→ **Exercise objective**
Read through the entries below and return each line with the word "highlighted".

------ Material for this task

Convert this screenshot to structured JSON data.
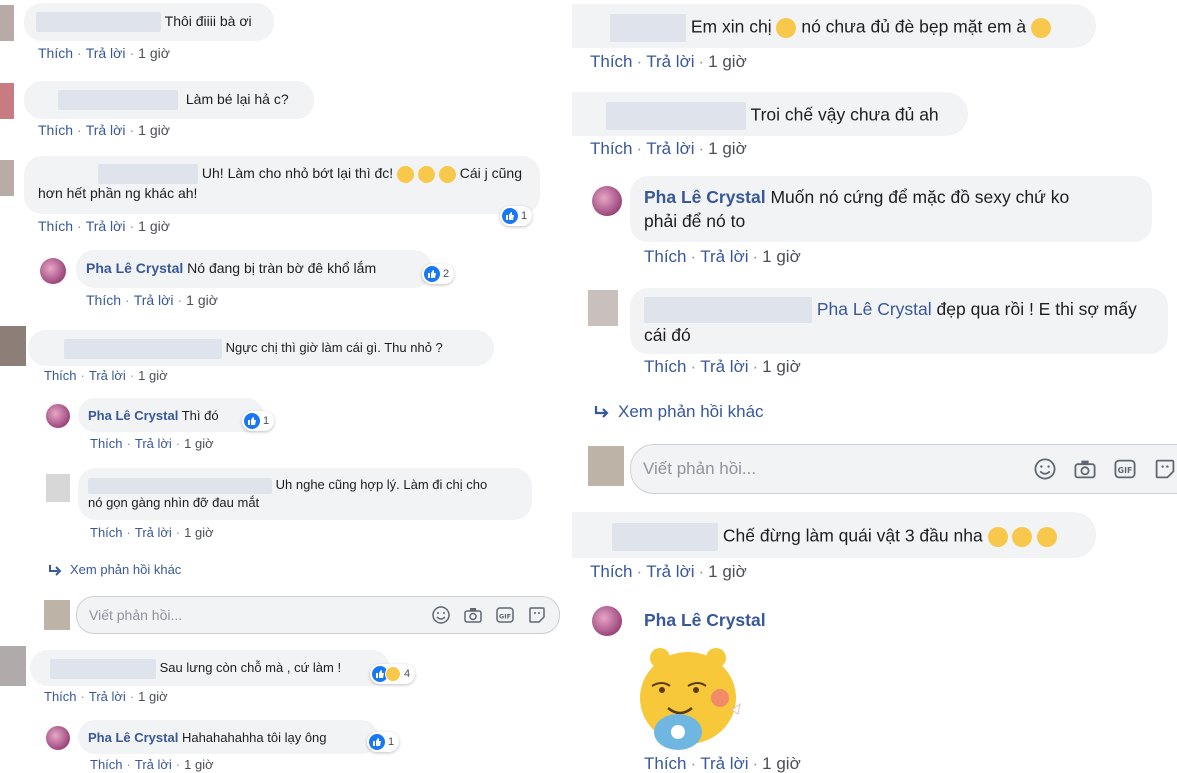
{
  "actions": {
    "like": "Thích",
    "reply": "Trả lời",
    "time": "1 giờ",
    "sep": "·"
  },
  "page_name": "Pha Lê Crystal",
  "left": {
    "c1": {
      "text": "Thôi điiii bà ơi"
    },
    "c2": {
      "text": "Làm bé lại hả c?"
    },
    "c3": {
      "text_a": "Uh! Làm cho nhỏ bớt lại thì đc!",
      "text_b": "Cái j cũng",
      "text_c": "hơn hết phần ng khác ah!",
      "reactions": "1"
    },
    "r1": {
      "text": "Nó đang bị tràn bờ đê khổ lắm",
      "reactions": "2"
    },
    "c4": {
      "text": "Ngực chị thì giờ làm cái gì. Thu nhỏ ?"
    },
    "r2": {
      "text": "Thì đó",
      "reactions": "1"
    },
    "r3": {
      "text_a": "Uh nghe cũng hợp lý. Làm đi chị cho",
      "text_b": "nó gọn gàng nhìn đỡ đau mắt"
    },
    "more": "Xem phản hồi khác",
    "reply_placeholder": "Viết phản hồi...",
    "c5": {
      "text": "Sau lưng còn chỗ mà , cứ làm !",
      "reactions": "4"
    },
    "r4": {
      "text": "Hahahahahha tôi lạy ông",
      "reactions": "1"
    }
  },
  "right": {
    "c1": {
      "text_a": "Em xin chị",
      "text_b": "nó chưa đủ đè bẹp mặt em à"
    },
    "c2": {
      "text": "Troi chế vậy chưa đủ ah"
    },
    "r1": {
      "text_a": "Muốn nó cứng để mặc đồ sexy chứ ko",
      "text_b": "phải để nó to"
    },
    "r2": {
      "tag": "Pha Lê Crystal",
      "text_a": "đẹp qua rồi ! E thi sợ mấy",
      "text_b": "cái đó"
    },
    "more": "Xem phản hồi khác",
    "reply_placeholder": "Viết phản hồi...",
    "c3": {
      "text": "Chế đừng làm quái vật 3 đầu nha"
    }
  },
  "colors": {
    "link": "#385898",
    "bubble": "#f2f3f5",
    "like_blue": "#1877f2",
    "meta": "#4b4f56"
  }
}
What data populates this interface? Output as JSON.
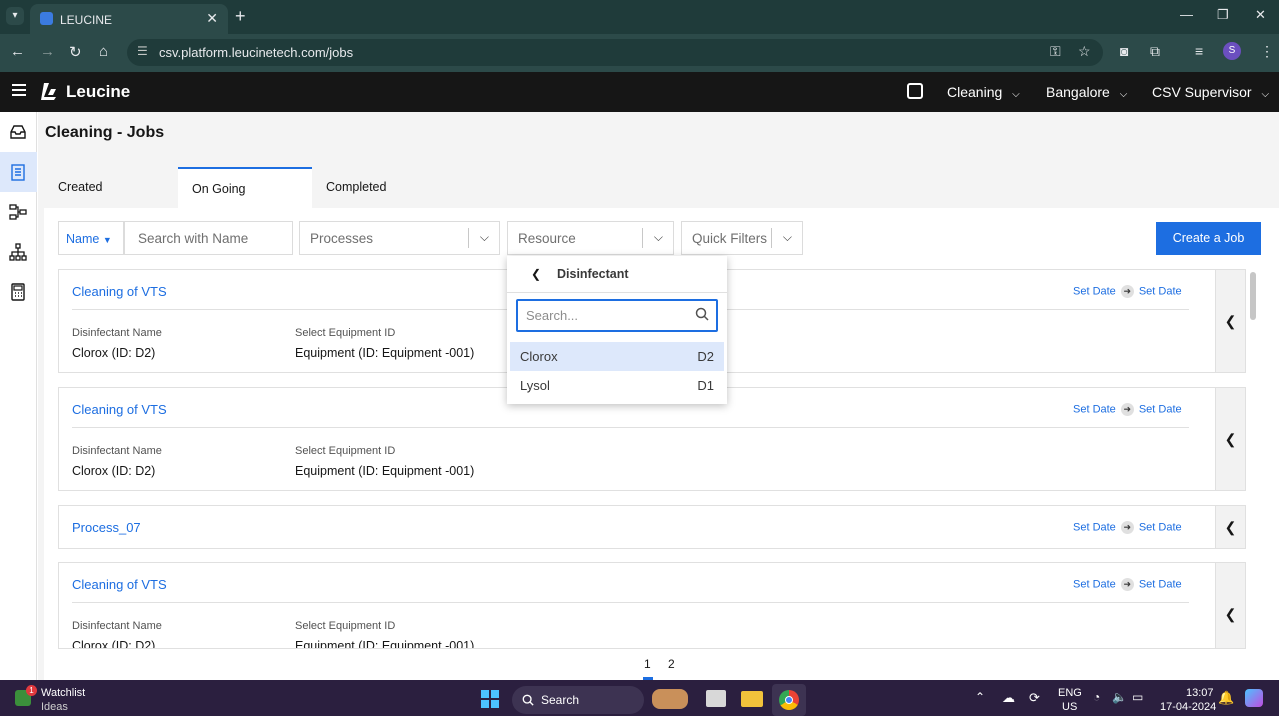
{
  "browser": {
    "tab_title": "LEUCINE",
    "url": "csv.platform.leucinetech.com/jobs",
    "profile_initial": "S"
  },
  "header": {
    "brand": "Leucine",
    "module": "Cleaning",
    "facility": "Bangalore",
    "role": "CSV Supervisor"
  },
  "page": {
    "title": "Cleaning - Jobs",
    "tabs": [
      "Created",
      "On Going",
      "Completed"
    ],
    "active_tab": "On Going"
  },
  "filters": {
    "name_select": "Name",
    "search_placeholder": "Search with Name",
    "processes": "Processes",
    "resource": "Resource",
    "quick_filters": "Quick Filters",
    "create_label": "Create a Job"
  },
  "jobs": [
    {
      "title": "Cleaning of VTS",
      "start": "Set Date",
      "end": "Set Date",
      "fields": [
        {
          "label": "Disinfectant Name",
          "value": "Clorox (ID: D2)"
        },
        {
          "label": "Select Equipment ID",
          "value": "Equipment (ID: Equipment -001)"
        }
      ]
    },
    {
      "title": "Cleaning of VTS",
      "start": "Set Date",
      "end": "Set Date",
      "fields": [
        {
          "label": "Disinfectant Name",
          "value": "Clorox (ID: D2)"
        },
        {
          "label": "Select Equipment ID",
          "value": "Equipment (ID: Equipment -001)"
        }
      ]
    },
    {
      "title": "Process_07",
      "start": "Set Date",
      "end": "Set Date",
      "fields": []
    },
    {
      "title": "Cleaning of VTS",
      "start": "Set Date",
      "end": "Set Date",
      "fields": [
        {
          "label": "Disinfectant Name",
          "value": "Clorox (ID: D2)"
        },
        {
          "label": "Select Equipment ID",
          "value": "Equipment (ID: Equipment -001)"
        }
      ]
    }
  ],
  "pagination": {
    "pages": [
      "1",
      "2"
    ],
    "current": "1"
  },
  "resource_popup": {
    "title": "Disinfectant",
    "search_placeholder": "Search...",
    "options": [
      {
        "name": "Clorox",
        "id": "D2",
        "highlighted": true
      },
      {
        "name": "Lysol",
        "id": "D1",
        "highlighted": false
      }
    ]
  },
  "taskbar": {
    "widget_title": "Watchlist",
    "widget_sub": "Ideas",
    "widget_badge": "1",
    "search_label": "Search",
    "lang_top": "ENG",
    "lang_bottom": "US",
    "time": "13:07",
    "date": "17-04-2024"
  },
  "colors": {
    "accent": "#1d6ee1",
    "header_bg": "#161616",
    "taskbar_bg": "#2b1f3f"
  }
}
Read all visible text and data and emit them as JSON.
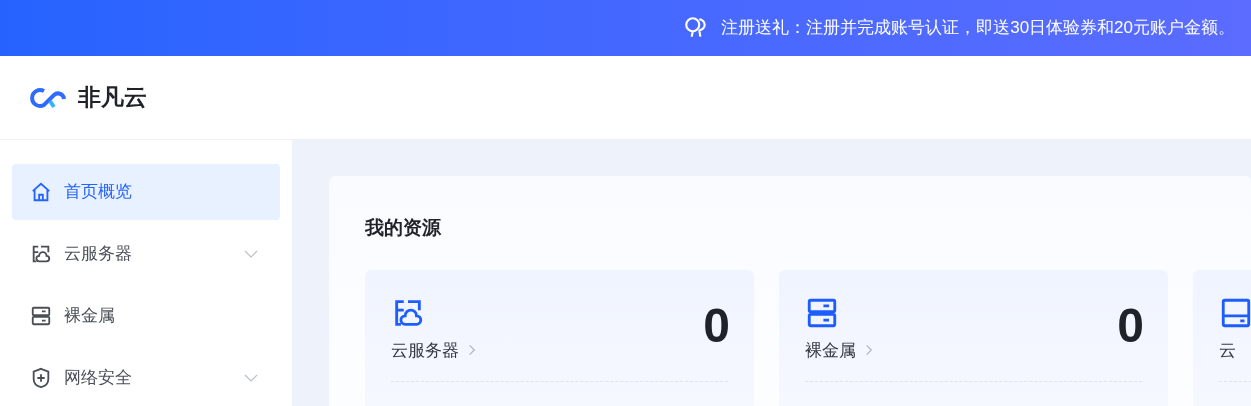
{
  "banner": {
    "text": "注册送礼：注册并完成账号认证，即送30日体验券和20元账户金额。"
  },
  "brand": {
    "name": "非凡云"
  },
  "sidebar": {
    "items": [
      {
        "label": "首页概览",
        "kind": "home",
        "selected": true,
        "expandable": false
      },
      {
        "label": "云服务器",
        "kind": "cloud-server",
        "selected": false,
        "expandable": true
      },
      {
        "label": "裸金属",
        "kind": "server",
        "selected": false,
        "expandable": false
      },
      {
        "label": "网络安全",
        "kind": "shield",
        "selected": false,
        "expandable": true
      }
    ]
  },
  "resources": {
    "title": "我的资源",
    "cards": [
      {
        "label": "云服务器",
        "kind": "cloud-server",
        "count": "0"
      },
      {
        "label": "裸金属",
        "kind": "server",
        "count": "0"
      },
      {
        "label": "云",
        "kind": "disk"
      }
    ]
  }
}
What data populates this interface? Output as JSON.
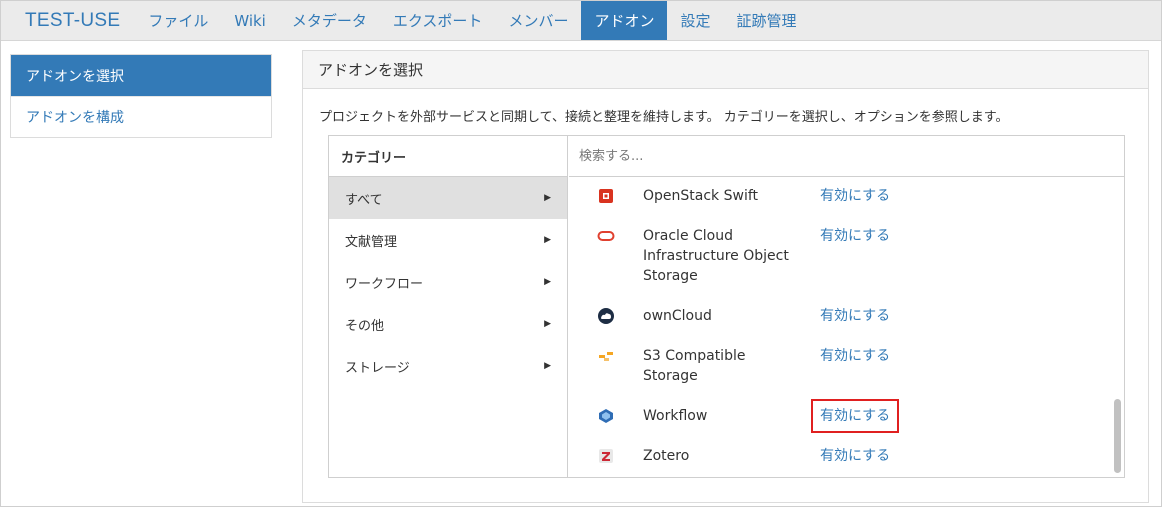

------------

→ **Output for this exercise**
        "highlighted": true
        "highlighted": false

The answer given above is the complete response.